**Goal**
Return the listing below word for word.

**Data extract**
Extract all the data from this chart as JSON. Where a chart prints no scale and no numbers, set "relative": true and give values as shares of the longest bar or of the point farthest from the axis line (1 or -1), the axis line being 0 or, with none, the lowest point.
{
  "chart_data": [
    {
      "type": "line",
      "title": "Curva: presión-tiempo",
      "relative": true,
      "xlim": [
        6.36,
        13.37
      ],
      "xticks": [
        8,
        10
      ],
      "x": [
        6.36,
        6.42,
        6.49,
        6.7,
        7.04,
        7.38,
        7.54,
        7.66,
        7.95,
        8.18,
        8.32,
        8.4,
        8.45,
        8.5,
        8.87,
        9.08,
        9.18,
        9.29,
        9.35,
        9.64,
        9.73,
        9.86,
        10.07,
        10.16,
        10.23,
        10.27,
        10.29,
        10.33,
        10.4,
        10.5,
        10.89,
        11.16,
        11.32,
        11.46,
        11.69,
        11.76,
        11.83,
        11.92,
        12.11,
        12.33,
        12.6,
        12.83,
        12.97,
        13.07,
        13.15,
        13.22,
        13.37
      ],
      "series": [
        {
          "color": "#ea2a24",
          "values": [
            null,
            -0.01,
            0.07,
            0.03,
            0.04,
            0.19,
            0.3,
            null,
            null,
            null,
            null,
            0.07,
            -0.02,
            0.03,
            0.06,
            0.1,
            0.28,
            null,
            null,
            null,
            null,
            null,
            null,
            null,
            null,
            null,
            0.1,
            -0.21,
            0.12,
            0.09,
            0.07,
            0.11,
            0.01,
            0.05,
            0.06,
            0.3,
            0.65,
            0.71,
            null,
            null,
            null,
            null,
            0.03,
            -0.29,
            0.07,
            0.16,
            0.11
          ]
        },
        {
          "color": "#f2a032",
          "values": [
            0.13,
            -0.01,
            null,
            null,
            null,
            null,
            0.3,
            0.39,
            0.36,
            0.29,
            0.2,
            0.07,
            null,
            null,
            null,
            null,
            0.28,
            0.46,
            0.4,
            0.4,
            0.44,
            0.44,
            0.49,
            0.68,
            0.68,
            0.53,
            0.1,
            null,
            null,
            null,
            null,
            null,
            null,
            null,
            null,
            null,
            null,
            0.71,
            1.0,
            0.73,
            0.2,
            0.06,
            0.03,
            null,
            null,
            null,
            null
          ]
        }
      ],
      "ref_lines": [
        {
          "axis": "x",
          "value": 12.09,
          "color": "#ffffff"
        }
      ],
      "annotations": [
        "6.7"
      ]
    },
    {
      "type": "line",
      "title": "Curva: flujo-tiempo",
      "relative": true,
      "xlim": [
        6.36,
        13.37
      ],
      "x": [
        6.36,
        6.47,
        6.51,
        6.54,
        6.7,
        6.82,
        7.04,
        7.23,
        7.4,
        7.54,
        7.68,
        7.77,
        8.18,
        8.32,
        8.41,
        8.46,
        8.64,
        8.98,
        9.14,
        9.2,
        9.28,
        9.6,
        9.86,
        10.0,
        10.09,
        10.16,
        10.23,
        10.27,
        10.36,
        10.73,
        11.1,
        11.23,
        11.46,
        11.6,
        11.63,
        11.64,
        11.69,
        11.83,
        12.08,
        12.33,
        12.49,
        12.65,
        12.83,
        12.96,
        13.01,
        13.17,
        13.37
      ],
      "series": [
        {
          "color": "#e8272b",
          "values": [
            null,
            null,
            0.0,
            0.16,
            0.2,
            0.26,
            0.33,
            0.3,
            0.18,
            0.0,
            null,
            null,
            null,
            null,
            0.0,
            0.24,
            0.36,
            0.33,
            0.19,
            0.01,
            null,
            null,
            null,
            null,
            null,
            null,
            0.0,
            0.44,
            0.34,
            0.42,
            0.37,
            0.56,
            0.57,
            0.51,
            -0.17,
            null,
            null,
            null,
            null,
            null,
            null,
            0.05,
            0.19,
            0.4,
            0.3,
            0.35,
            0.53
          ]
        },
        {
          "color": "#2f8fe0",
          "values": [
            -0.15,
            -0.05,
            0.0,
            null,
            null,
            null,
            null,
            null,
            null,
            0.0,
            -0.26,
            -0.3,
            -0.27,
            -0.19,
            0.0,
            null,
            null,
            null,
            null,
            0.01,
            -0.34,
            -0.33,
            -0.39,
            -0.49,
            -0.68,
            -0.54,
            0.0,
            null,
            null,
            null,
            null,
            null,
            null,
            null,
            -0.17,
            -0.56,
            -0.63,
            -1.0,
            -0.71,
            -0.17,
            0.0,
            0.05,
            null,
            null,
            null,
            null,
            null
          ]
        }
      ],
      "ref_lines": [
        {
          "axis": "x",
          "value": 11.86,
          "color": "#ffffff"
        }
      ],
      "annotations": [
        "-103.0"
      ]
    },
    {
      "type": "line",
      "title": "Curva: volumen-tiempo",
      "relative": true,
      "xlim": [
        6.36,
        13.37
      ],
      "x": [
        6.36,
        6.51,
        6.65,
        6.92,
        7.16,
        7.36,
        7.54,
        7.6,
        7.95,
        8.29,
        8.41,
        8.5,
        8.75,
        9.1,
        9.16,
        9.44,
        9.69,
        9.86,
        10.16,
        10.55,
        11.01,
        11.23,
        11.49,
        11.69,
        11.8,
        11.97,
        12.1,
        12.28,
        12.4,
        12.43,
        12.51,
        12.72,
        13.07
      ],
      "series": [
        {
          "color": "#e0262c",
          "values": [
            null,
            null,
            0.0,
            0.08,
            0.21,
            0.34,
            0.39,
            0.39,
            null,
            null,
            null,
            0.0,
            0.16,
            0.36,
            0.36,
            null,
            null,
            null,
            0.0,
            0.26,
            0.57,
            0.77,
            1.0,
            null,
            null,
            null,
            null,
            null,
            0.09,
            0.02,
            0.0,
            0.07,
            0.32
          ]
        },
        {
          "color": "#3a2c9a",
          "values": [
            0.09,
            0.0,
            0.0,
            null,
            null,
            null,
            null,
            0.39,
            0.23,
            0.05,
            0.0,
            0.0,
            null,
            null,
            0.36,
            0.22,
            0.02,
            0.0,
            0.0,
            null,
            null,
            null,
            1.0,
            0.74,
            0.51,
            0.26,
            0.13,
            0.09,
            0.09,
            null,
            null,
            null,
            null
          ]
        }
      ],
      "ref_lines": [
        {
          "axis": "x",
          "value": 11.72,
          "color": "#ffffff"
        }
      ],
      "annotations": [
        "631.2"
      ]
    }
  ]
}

**Final answer**
Extract all the data from this chart as JSON. Where a chart prints no scale and no numbers, set "relative": true and give values as shares of the longest bar or of the point farthest from the axis line (1 or -1), the axis line being 0 or, with none, the lowest point.
{
  "chart_data": [
    {
      "type": "line",
      "title": "Curva: presión-tiempo",
      "relative": true,
      "xlim": [
        6.36,
        13.37
      ],
      "xticks": [
        8,
        10
      ],
      "x": [
        6.36,
        6.42,
        6.49,
        6.7,
        7.04,
        7.38,
        7.54,
        7.66,
        7.95,
        8.18,
        8.32,
        8.4,
        8.45,
        8.5,
        8.87,
        9.08,
        9.18,
        9.29,
        9.35,
        9.64,
        9.73,
        9.86,
        10.07,
        10.16,
        10.23,
        10.27,
        10.29,
        10.33,
        10.4,
        10.5,
        10.89,
        11.16,
        11.32,
        11.46,
        11.69,
        11.76,
        11.83,
        11.92,
        12.11,
        12.33,
        12.6,
        12.83,
        12.97,
        13.07,
        13.15,
        13.22,
        13.37
      ],
      "series": [
        {
          "color": "#ea2a24",
          "values": [
            null,
            -0.01,
            0.07,
            0.03,
            0.04,
            0.19,
            0.3,
            null,
            null,
            null,
            null,
            0.07,
            -0.02,
            0.03,
            0.06,
            0.1,
            0.28,
            null,
            null,
            null,
            null,
            null,
            null,
            null,
            null,
            null,
            0.1,
            -0.21,
            0.12,
            0.09,
            0.07,
            0.11,
            0.01,
            0.05,
            0.06,
            0.3,
            0.65,
            0.71,
            null,
            null,
            null,
            null,
            0.03,
            -0.29,
            0.07,
            0.16,
            0.11
          ]
        },
        {
          "color": "#f2a032",
          "values": [
            0.13,
            -0.01,
            null,
            null,
            null,
            null,
            0.3,
            0.39,
            0.36,
            0.29,
            0.2,
            0.07,
            null,
            null,
            null,
            null,
            0.28,
            0.46,
            0.4,
            0.4,
            0.44,
            0.44,
            0.49,
            0.68,
            0.68,
            0.53,
            0.1,
            null,
            null,
            null,
            null,
            null,
            null,
            null,
            null,
            null,
            null,
            0.71,
            1.0,
            0.73,
            0.2,
            0.06,
            0.03,
            null,
            null,
            null,
            null
          ]
        }
      ],
      "ref_lines": [
        {
          "axis": "x",
          "value": 12.09,
          "color": "#ffffff"
        }
      ],
      "annotations": [
        "6.7"
      ]
    },
    {
      "type": "line",
      "title": "Curva: flujo-tiempo",
      "relative": true,
      "xlim": [
        6.36,
        13.37
      ],
      "x": [
        6.36,
        6.47,
        6.51,
        6.54,
        6.7,
        6.82,
        7.04,
        7.23,
        7.4,
        7.54,
        7.68,
        7.77,
        8.18,
        8.32,
        8.41,
        8.46,
        8.64,
        8.98,
        9.14,
        9.2,
        9.28,
        9.6,
        9.86,
        10.0,
        10.09,
        10.16,
        10.23,
        10.27,
        10.36,
        10.73,
        11.1,
        11.23,
        11.46,
        11.6,
        11.63,
        11.64,
        11.69,
        11.83,
        12.08,
        12.33,
        12.49,
        12.65,
        12.83,
        12.96,
        13.01,
        13.17,
        13.37
      ],
      "series": [
        {
          "color": "#e8272b",
          "values": [
            null,
            null,
            0.0,
            0.16,
            0.2,
            0.26,
            0.33,
            0.3,
            0.18,
            0.0,
            null,
            null,
            null,
            null,
            0.0,
            0.24,
            0.36,
            0.33,
            0.19,
            0.01,
            null,
            null,
            null,
            null,
            null,
            null,
            0.0,
            0.44,
            0.34,
            0.42,
            0.37,
            0.56,
            0.57,
            0.51,
            -0.17,
            null,
            null,
            null,
            null,
            null,
            null,
            0.05,
            0.19,
            0.4,
            0.3,
            0.35,
            0.53
          ]
        },
        {
          "color": "#2f8fe0",
          "values": [
            -0.15,
            -0.05,
            0.0,
            null,
            null,
            null,
            null,
            null,
            null,
            0.0,
            -0.26,
            -0.3,
            -0.27,
            -0.19,
            0.0,
            null,
            null,
            null,
            null,
            0.01,
            -0.34,
            -0.33,
            -0.39,
            -0.49,
            -0.68,
            -0.54,
            0.0,
            null,
            null,
            null,
            null,
            null,
            null,
            null,
            -0.17,
            -0.56,
            -0.63,
            -1.0,
            -0.71,
            -0.17,
            0.0,
            0.05,
            null,
            null,
            null,
            null,
            null
          ]
        }
      ],
      "ref_lines": [
        {
          "axis": "x",
          "value": 11.86,
          "color": "#ffffff"
        }
      ],
      "annotations": [
        "-103.0"
      ]
    },
    {
      "type": "line",
      "title": "Curva: volumen-tiempo",
      "relative": true,
      "xlim": [
        6.36,
        13.37
      ],
      "x": [
        6.36,
        6.51,
        6.65,
        6.92,
        7.16,
        7.36,
        7.54,
        7.6,
        7.95,
        8.29,
        8.41,
        8.5,
        8.75,
        9.1,
        9.16,
        9.44,
        9.69,
        9.86,
        10.16,
        10.55,
        11.01,
        11.23,
        11.49,
        11.69,
        11.8,
        11.97,
        12.1,
        12.28,
        12.4,
        12.43,
        12.51,
        12.72,
        13.07
      ],
      "series": [
        {
          "color": "#e0262c",
          "values": [
            null,
            null,
            0.0,
            0.08,
            0.21,
            0.34,
            0.39,
            0.39,
            null,
            null,
            null,
            0.0,
            0.16,
            0.36,
            0.36,
            null,
            null,
            null,
            0.0,
            0.26,
            0.57,
            0.77,
            1.0,
            null,
            null,
            null,
            null,
            null,
            0.09,
            0.02,
            0.0,
            0.07,
            0.32
          ]
        },
        {
          "color": "#3a2c9a",
          "values": [
            0.09,
            0.0,
            0.0,
            null,
            null,
            null,
            null,
            0.39,
            0.23,
            0.05,
            0.0,
            0.0,
            null,
            null,
            0.36,
            0.22,
            0.02,
            0.0,
            0.0,
            null,
            null,
            null,
            1.0,
            0.74,
            0.51,
            0.26,
            0.13,
            0.09,
            0.09,
            null,
            null,
            null,
            null
          ]
        }
      ],
      "ref_lines": [
        {
          "axis": "x",
          "value": 11.72,
          "color": "#ffffff"
        }
      ],
      "annotations": [
        "631.2"
      ]
    }
  ]
}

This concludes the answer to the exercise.